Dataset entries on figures
* start *
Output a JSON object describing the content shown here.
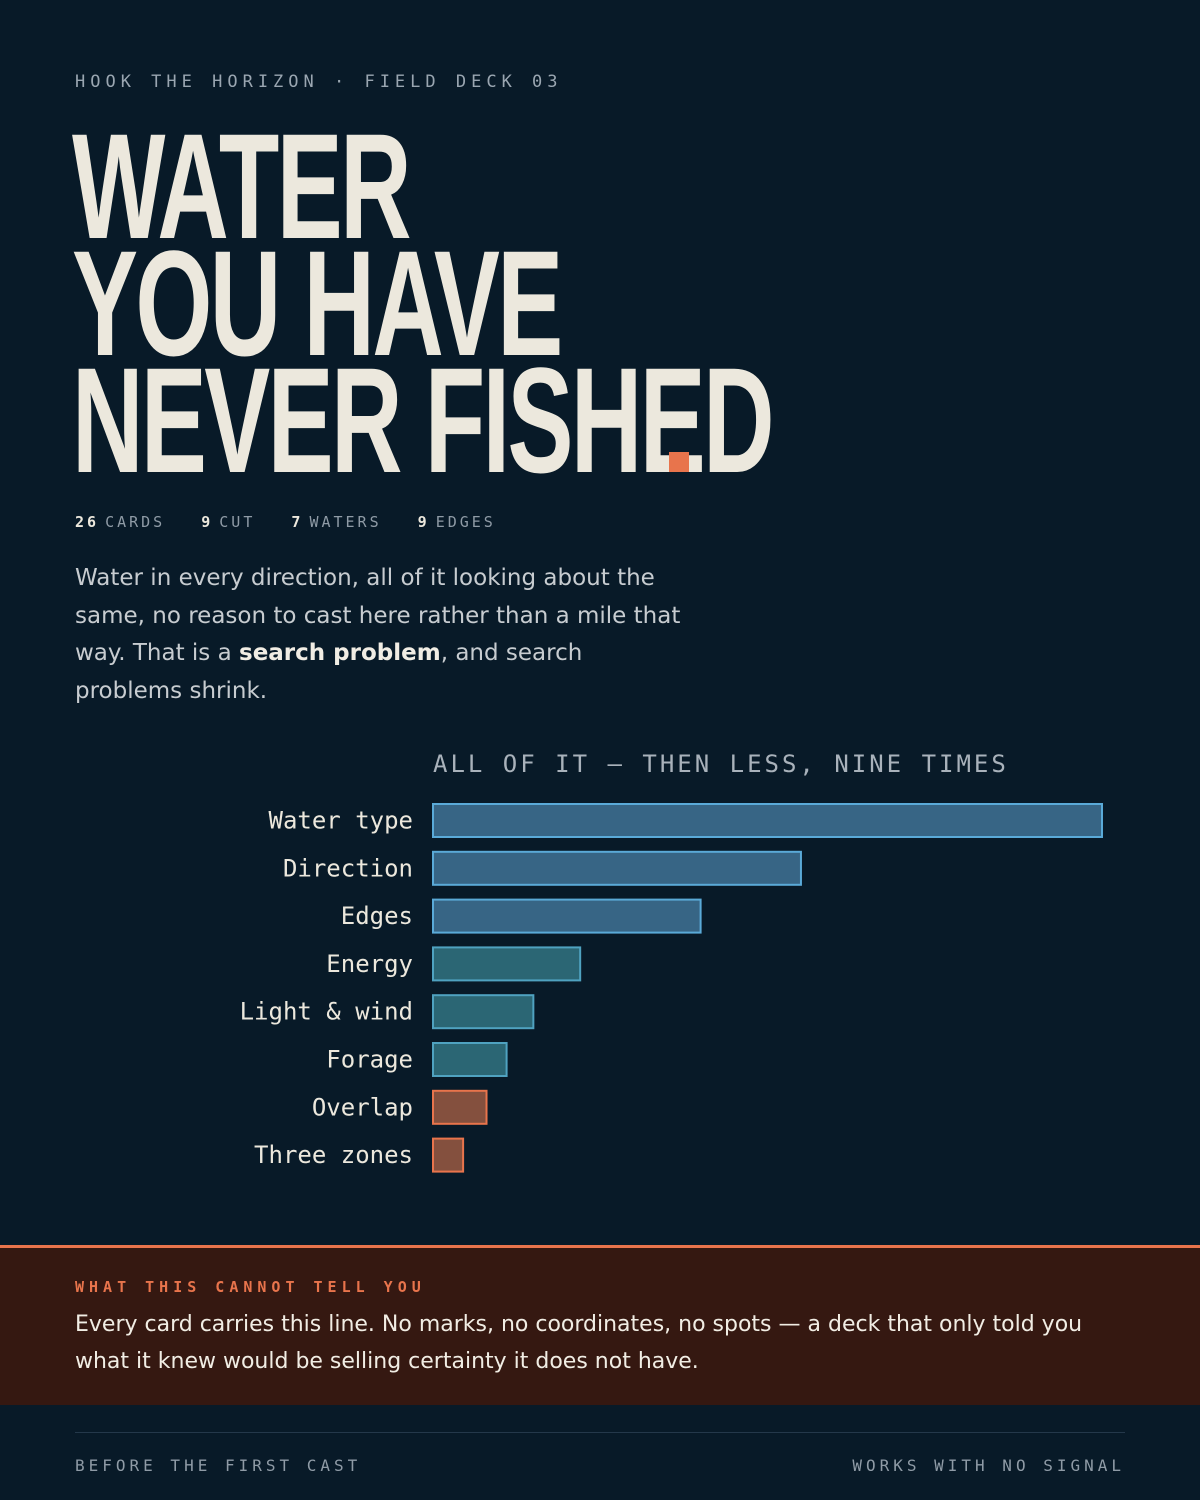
{
  "eyebrow": "HOOK THE HORIZON · FIELD DECK 03",
  "headline": {
    "line1": "WATER",
    "line2": "YOU HAVE",
    "line3": "NEVER FISHED",
    "accent_color": "#e8744c"
  },
  "stats": [
    {
      "num": "26",
      "label": "CARDS"
    },
    {
      "num": "9",
      "label": "CUT"
    },
    {
      "num": "7",
      "label": "WATERS"
    },
    {
      "num": "9",
      "label": "EDGES"
    }
  ],
  "intro": {
    "before": "Water in every direction, all of it looking about the same, no reason to cast here rather than a mile that way. That is a ",
    "bold": "search problem",
    "after": ", and search problems shrink."
  },
  "chart_data": {
    "type": "bar",
    "orientation": "horizontal",
    "title": "ALL OF IT — THEN LESS, NINE TIMES",
    "categories": [
      "Water type",
      "Direction",
      "Edges",
      "Energy",
      "Light & wind",
      "Forage",
      "Overlap",
      "Three zones"
    ],
    "values": [
      100,
      55,
      40,
      22,
      15,
      11,
      8,
      4.5
    ],
    "xlim": [
      0,
      100
    ],
    "grid": false,
    "colors": {
      "blue": "#376585",
      "blue_stroke": "#5aaad8",
      "teal": "#2b6674",
      "teal_stroke": "#4fa2c0",
      "orange": "#84503e",
      "orange_stroke": "#e8744c"
    },
    "bar_color_groups": [
      "blue",
      "blue",
      "blue",
      "teal",
      "teal",
      "teal",
      "orange",
      "orange"
    ]
  },
  "note": {
    "kicker": "WHAT THIS CANNOT TELL YOU",
    "text": "Every card carries this line. No marks, no coordinates, no spots — a deck that only told you what it knew would be selling certainty it does not have."
  },
  "footer": {
    "left": "BEFORE THE FIRST CAST",
    "right": "WORKS WITH NO SIGNAL"
  }
}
* end *
What the exercise asks: All records above are to be printed exactly, minus the pictures they contain.

Response to the task:
Output a JSON object describing the content shown here.
{
  "eyebrow": "HOOK THE HORIZON · FIELD DECK 03",
  "headline": {
    "line1": "WATER",
    "line2": "YOU HAVE",
    "line3": "NEVER FISHED",
    "accent_color": "#e8744c"
  },
  "stats": [
    {
      "num": "26",
      "label": "CARDS"
    },
    {
      "num": "9",
      "label": "CUT"
    },
    {
      "num": "7",
      "label": "WATERS"
    },
    {
      "num": "9",
      "label": "EDGES"
    }
  ],
  "intro": {
    "before": "Water in every direction, all of it looking about the same, no reason to cast here rather than a mile that way. That is a ",
    "bold": "search problem",
    "after": ", and search problems shrink."
  },
  "chart_data": {
    "type": "bar",
    "orientation": "horizontal",
    "title": "ALL OF IT — THEN LESS, NINE TIMES",
    "categories": [
      "Water type",
      "Direction",
      "Edges",
      "Energy",
      "Light & wind",
      "Forage",
      "Overlap",
      "Three zones"
    ],
    "values": [
      100,
      55,
      40,
      22,
      15,
      11,
      8,
      4.5
    ],
    "xlim": [
      0,
      100
    ],
    "grid": false,
    "colors": {
      "blue": "#376585",
      "blue_stroke": "#5aaad8",
      "teal": "#2b6674",
      "teal_stroke": "#4fa2c0",
      "orange": "#84503e",
      "orange_stroke": "#e8744c"
    },
    "bar_color_groups": [
      "blue",
      "blue",
      "blue",
      "teal",
      "teal",
      "teal",
      "orange",
      "orange"
    ]
  },
  "note": {
    "kicker": "WHAT THIS CANNOT TELL YOU",
    "text": "Every card carries this line. No marks, no coordinates, no spots — a deck that only told you what it knew would be selling certainty it does not have."
  },
  "footer": {
    "left": "BEFORE THE FIRST CAST",
    "right": "WORKS WITH NO SIGNAL"
  }
}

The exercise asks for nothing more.